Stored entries
══════════════════════════════
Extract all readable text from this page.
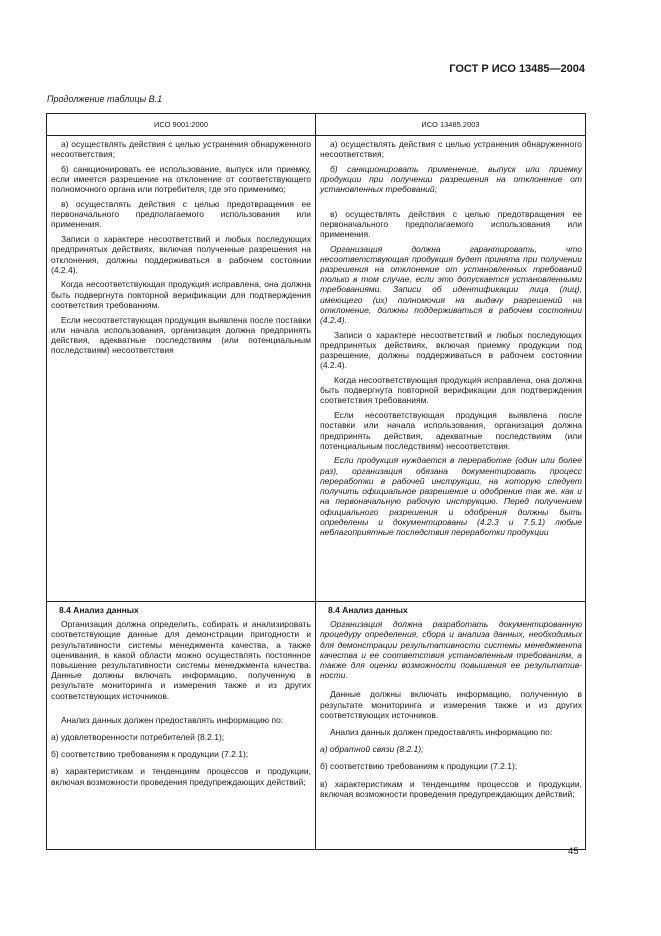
ГОСТ Р ИСО 13485—2004
Продолжение таблицы В.1
ИСО 9001:2000	ИСО 13485.2003

а) осуществлять действия с целью устранения обнаруженного несоответствия;

б) санкционировать ее использование, выпуск или приемку, если имеется разрешение на отклонение от соответствующего полномочного органа или потребителя, где это применимо;

в) осуществлять действия с целью предотвращения ее первоначального предполагаемого использования или применения.

Записи о характере несоответствий и любых последующих предпринятых действиях, включая полученные разрешения на отклонения, должны поддерживаться в рабочем состоянии (4.2.4).

Когда несоответствующая продукция исправлена, она должна быть подвергнута повторной верификации для подтверждения соответствия требованиям.

Если несоответствующая продукция выявлена после поставки или начала использования, организация должна предпринять действия, адекватные последствиям (или потенциальным последствиям) несоответствия

а) осуществлять действия с целью устранения обнаруженного несоответствия;

б) санкционировать применение, выпуск или приемку продукции при получении разрешения на отклонение от установленных требований;

в) осуществлять действия с целью предотвращения ее первоначального предполагаемого использования или применения.

Организация должна гарантировать, что несоответствующая продукция будет принята при получении разрешения на отклонение от установленных требований только в том случае, если это допускается установленными требованиями. Записи об идентификации лица (лиц), имеющего (их) полномочия на выдачу разрешений на отклонение, должны поддерживаться в рабочем состоянии (4.2.4).

Записи о характере несоответствий и любых последующих предпринятых действиях, включая приемку продукции под разрешение, должны поддерживаться в рабочем состоянии (4.2.4).

Когда несоответствующая продукция исправлена, она должна быть подвергнута повторной верификации для подтверждения соответствия требованиям.

Если несоответствующая продукция выявлена после поставки или начала использования, организация должна предпринять действия, адекватные последствиям (или потенциальным последствиям) несоответствия.

Если продукция нуждается в переработке (один или более раз), организация обязана документировать процесс переработки в рабочей инструкции, на которую следует получить официальное разрешение и одобрение так же, как и на первоначальную рабочую инструкцию. Перед получением официального разрешения и одобрения должны быть определены и документированы (4.2.3 и 7.5.1) любые неблагоприятные последствия переработки продукции

8.4 Анализ данных

Организация должна определить, собирать и анализировать соответствующие данные для демонстрации пригодности и результативности системы менеджмента качества, а также оценивания, в какой области можно осуществлять постоянное повышение результативности системы менеджмента качества. Данные должны включать информацию, полученную в результате мониторинга и измерения также и из других соответствующих источников.

Анализ данных должен предоставлять информацию по:

а) удовлетворенности потребителей (8.2.1);

б) соответствию требованиям к продукции (7.2.1);

в) характеристикам и тенденциям процессов и продукции, включая возможности проведения предупреждающих действий;

8.4 Анализ данных

Организация должна разработать документированную процедуру определения, сбора и анализа данных, необходимых для демонстрации результативности системы менеджмента качества и ее соответствия установленным требованиям, а также для оценки возможности повышения ее результативности.

Данные должны включать информацию, полученную в результате мониторинга и измерения также и из других соответствующих источников.

Анализ данных должен предоставлять информацию по:

а) обратной связи (8.2.1);

б) соответствию требованиям к продукции (7.2.1);

в) характеристикам и тенденциям процессов и продукции, включая возможности проведения предупреждающих действий;

45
══════════════════════════════
In this exercise, set down all of the data exactly, without the pictures.

Extract all readable text from this page.
ГОСТ Р ИСО 13485—2004
Продолжение таблицы В.1
ИСО 9001:2000	ИСО 13485.2003

а) осуществлять действия с целью устранения обнаруженного несоответствия;

б) санкционировать ее использование, выпуск или приемку, если имеется разрешение на отклонение от соответствующего полномочного органа или потребителя, где это применимо;

в) осуществлять действия с целью предотвращения ее первоначального предполагаемого использования или применения.

Записи о характере несоответствий и любых последующих предпринятых действиях, включая полученные разрешения на отклонения, должны поддерживаться в рабочем состоянии (4.2.4).

Когда несоответствующая продукция исправлена, она должна быть подвергнута повторной верификации для подтверждения соответствия требованиям.

Если несоответствующая продукция выявлена после поставки или начала использования, организация должна предпринять действия, адекватные последствиям (или потенциальным последствиям) несоответствия

а) осуществлять действия с целью устранения обнаруженного несоответствия;

б) санкционировать применение, выпуск или приемку продукции при получении разрешения на отклонение от установленных требований;

в) осуществлять действия с целью предотвращения ее первоначального предполагаемого использования или применения.

Организация должна гарантировать, что несоответствующая продукция будет принята при получении разрешения на отклонение от установленных требований только в том случае, если это допускается установленными требованиями. Записи об идентификации лица (лиц), имеющего (их) полномочия на выдачу разрешений на отклонение, должны поддерживаться в рабочем состоянии (4.2.4).

Записи о характере несоответствий и любых последующих предпринятых действиях, включая приемку продукции под разрешение, должны поддерживаться в рабочем состоянии (4.2.4).

Когда несоответствующая продукция исправлена, она должна быть подвергнута повторной верификации для подтверждения соответствия требованиям.

Если несоответствующая продукция выявлена после поставки или начала использования, организация должна предпринять действия, адекватные последствиям (или потенциальным последствиям) несоответствия.

Если продукция нуждается в переработке (один или более раз), организация обязана документировать процесс переработки в рабочей инструкции, на которую следует получить официальное разрешение и одобрение так же, как и на первоначальную рабочую инструкцию. Перед получением официального разрешения и одобрения должны быть определены и документированы (4.2.3 и 7.5.1) любые неблагоприятные последствия переработки продукции

8.4 Анализ данных

Организация должна определить, собирать и анализировать соответствующие данные для демонстрации пригодности и результативности системы менеджмента качества, а также оценивания, в какой области можно осуществлять постоянное повышение результативности системы менеджмента качества. Данные должны включать информацию, полученную в результате мониторинга и измерения также и из других соответствующих источников.

Анализ данных должен предоставлять информацию по:

а) удовлетворенности потребителей (8.2.1);

б) соответствию требованиям к продукции (7.2.1);

в) характеристикам и тенденциям процессов и продукции, включая возможности проведения предупреждающих действий;

8.4 Анализ данных

Организация должна разработать документированную процедуру определения, сбора и анализа данных, необходимых для демонстрации результативности системы менеджмента качества и ее соответствия установленным требованиям, а также для оценки возможности повышения ее результативности.

Данные должны включать информацию, полученную в результате мониторинга и измерения также и из других соответствующих источников.

Анализ данных должен предоставлять информацию по:

а) обратной связи (8.2.1);

б) соответствию требованиям к продукции (7.2.1);

в) характеристикам и тенденциям процессов и продукции, включая возможности проведения предупреждающих действий;

45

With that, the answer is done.